- [Exercise instructions] Copy out each line that includes the word "info".

Dataset items
┄┄┄┄┄┄┄┄┄┄

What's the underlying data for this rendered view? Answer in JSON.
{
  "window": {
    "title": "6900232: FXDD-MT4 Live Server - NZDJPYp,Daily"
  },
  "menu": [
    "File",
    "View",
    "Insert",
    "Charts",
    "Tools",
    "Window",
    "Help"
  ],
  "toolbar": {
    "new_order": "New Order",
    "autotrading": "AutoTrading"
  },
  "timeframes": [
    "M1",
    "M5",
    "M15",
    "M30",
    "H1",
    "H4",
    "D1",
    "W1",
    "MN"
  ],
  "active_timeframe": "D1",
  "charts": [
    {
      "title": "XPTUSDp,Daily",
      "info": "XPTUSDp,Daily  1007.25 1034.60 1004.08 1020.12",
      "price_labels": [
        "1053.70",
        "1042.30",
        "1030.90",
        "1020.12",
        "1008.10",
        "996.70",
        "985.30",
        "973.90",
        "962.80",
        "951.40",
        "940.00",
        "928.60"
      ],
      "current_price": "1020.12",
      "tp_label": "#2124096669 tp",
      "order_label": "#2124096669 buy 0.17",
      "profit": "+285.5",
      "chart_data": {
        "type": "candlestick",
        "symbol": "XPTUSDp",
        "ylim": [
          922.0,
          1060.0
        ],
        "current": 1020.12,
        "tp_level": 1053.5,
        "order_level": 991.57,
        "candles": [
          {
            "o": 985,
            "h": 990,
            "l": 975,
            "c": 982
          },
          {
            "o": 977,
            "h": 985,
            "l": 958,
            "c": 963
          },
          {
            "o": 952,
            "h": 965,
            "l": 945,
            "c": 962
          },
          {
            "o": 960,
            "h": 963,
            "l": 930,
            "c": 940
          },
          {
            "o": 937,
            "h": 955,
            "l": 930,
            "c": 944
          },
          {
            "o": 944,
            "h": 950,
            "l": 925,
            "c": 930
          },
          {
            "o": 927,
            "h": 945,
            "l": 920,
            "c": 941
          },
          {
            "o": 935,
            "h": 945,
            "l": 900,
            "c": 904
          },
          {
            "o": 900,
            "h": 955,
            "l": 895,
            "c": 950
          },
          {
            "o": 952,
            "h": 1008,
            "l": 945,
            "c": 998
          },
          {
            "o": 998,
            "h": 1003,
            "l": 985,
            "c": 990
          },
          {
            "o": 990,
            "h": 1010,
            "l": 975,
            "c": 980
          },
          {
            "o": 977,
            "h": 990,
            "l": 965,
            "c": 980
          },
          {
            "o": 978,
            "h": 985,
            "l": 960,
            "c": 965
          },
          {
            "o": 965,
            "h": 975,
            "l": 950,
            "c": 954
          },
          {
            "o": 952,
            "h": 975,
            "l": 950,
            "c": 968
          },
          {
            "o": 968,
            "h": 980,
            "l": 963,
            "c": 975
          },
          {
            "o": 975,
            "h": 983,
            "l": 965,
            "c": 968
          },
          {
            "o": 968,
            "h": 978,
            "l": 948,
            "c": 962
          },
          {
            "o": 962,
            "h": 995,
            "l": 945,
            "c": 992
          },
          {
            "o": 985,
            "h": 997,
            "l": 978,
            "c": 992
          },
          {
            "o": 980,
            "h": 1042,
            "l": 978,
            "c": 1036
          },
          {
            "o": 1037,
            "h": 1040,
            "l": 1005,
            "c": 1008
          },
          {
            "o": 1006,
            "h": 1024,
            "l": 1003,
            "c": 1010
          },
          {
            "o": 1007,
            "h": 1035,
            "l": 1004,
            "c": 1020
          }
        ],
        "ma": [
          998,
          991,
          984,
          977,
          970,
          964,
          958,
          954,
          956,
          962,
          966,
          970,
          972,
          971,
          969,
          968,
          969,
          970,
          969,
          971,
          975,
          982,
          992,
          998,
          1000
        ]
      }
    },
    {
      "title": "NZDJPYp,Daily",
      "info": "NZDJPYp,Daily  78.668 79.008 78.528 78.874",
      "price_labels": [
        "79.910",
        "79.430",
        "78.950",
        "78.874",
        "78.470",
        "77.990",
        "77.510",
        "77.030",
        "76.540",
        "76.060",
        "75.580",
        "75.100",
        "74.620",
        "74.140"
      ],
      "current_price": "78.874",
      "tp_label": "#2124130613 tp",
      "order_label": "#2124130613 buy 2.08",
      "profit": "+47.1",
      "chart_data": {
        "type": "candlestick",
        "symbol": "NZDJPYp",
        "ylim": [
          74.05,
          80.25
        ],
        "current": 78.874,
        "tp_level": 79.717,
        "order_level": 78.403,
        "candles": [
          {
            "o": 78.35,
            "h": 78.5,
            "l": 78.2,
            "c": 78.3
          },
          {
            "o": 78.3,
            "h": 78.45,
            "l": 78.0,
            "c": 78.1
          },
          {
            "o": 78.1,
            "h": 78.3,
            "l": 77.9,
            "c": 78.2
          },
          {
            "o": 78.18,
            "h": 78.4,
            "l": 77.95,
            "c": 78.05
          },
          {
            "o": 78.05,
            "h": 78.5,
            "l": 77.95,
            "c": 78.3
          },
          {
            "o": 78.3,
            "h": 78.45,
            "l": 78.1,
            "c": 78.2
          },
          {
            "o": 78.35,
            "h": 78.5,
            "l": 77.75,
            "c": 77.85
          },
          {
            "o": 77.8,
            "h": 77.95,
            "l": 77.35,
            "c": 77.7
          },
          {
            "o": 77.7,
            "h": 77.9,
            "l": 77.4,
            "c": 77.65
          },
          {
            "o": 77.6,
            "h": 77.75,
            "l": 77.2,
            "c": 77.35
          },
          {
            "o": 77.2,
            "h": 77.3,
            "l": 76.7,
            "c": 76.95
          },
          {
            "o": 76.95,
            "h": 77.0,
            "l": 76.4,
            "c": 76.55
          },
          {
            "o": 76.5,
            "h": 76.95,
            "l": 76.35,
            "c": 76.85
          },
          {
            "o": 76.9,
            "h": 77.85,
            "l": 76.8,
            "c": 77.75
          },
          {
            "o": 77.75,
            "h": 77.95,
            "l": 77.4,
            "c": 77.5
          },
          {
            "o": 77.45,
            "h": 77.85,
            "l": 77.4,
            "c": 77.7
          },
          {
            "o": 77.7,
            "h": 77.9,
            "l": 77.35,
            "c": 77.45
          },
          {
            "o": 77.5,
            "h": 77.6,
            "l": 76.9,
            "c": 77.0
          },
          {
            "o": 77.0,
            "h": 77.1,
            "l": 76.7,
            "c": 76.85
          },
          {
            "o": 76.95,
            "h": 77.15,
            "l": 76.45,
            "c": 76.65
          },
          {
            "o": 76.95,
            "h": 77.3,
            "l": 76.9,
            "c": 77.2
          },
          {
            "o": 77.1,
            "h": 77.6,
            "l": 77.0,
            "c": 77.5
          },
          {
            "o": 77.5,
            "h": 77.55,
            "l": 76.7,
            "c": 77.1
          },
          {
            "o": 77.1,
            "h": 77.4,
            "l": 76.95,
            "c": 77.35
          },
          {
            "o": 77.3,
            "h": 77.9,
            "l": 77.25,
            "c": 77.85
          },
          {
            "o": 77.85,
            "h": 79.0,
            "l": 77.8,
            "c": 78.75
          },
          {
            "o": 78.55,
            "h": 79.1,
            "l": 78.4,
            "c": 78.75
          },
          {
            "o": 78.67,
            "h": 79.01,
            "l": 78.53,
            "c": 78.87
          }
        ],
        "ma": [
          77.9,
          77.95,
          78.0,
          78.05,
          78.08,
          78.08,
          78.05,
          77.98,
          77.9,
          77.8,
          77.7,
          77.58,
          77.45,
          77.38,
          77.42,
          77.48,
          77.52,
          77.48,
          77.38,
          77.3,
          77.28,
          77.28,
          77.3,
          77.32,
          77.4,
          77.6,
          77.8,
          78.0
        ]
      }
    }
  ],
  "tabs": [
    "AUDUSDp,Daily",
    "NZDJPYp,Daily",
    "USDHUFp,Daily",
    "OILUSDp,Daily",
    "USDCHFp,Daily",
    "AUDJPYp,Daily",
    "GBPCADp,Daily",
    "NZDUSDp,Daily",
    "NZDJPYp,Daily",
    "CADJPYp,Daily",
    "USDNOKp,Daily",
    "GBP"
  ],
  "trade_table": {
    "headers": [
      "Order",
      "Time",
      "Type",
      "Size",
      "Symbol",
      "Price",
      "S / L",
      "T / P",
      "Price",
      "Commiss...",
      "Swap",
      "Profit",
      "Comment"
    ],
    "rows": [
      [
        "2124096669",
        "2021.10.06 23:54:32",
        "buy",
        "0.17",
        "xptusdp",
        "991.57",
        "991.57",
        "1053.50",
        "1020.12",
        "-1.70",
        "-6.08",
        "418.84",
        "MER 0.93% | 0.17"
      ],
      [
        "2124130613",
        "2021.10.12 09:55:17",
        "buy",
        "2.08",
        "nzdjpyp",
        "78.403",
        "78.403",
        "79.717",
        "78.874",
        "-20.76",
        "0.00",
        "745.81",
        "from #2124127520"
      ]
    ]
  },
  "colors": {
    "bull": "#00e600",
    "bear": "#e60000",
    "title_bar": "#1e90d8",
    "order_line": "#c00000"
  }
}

┄┄┄┄┄┄┄┄┄┄

- [Answer to the exercise]
      "info": "XPTUSDp,Daily  1007.25 1034.60 1004.08 1020.12",
      "info": "NZDJPYp,Daily  78.668 79.008 78.528 78.874",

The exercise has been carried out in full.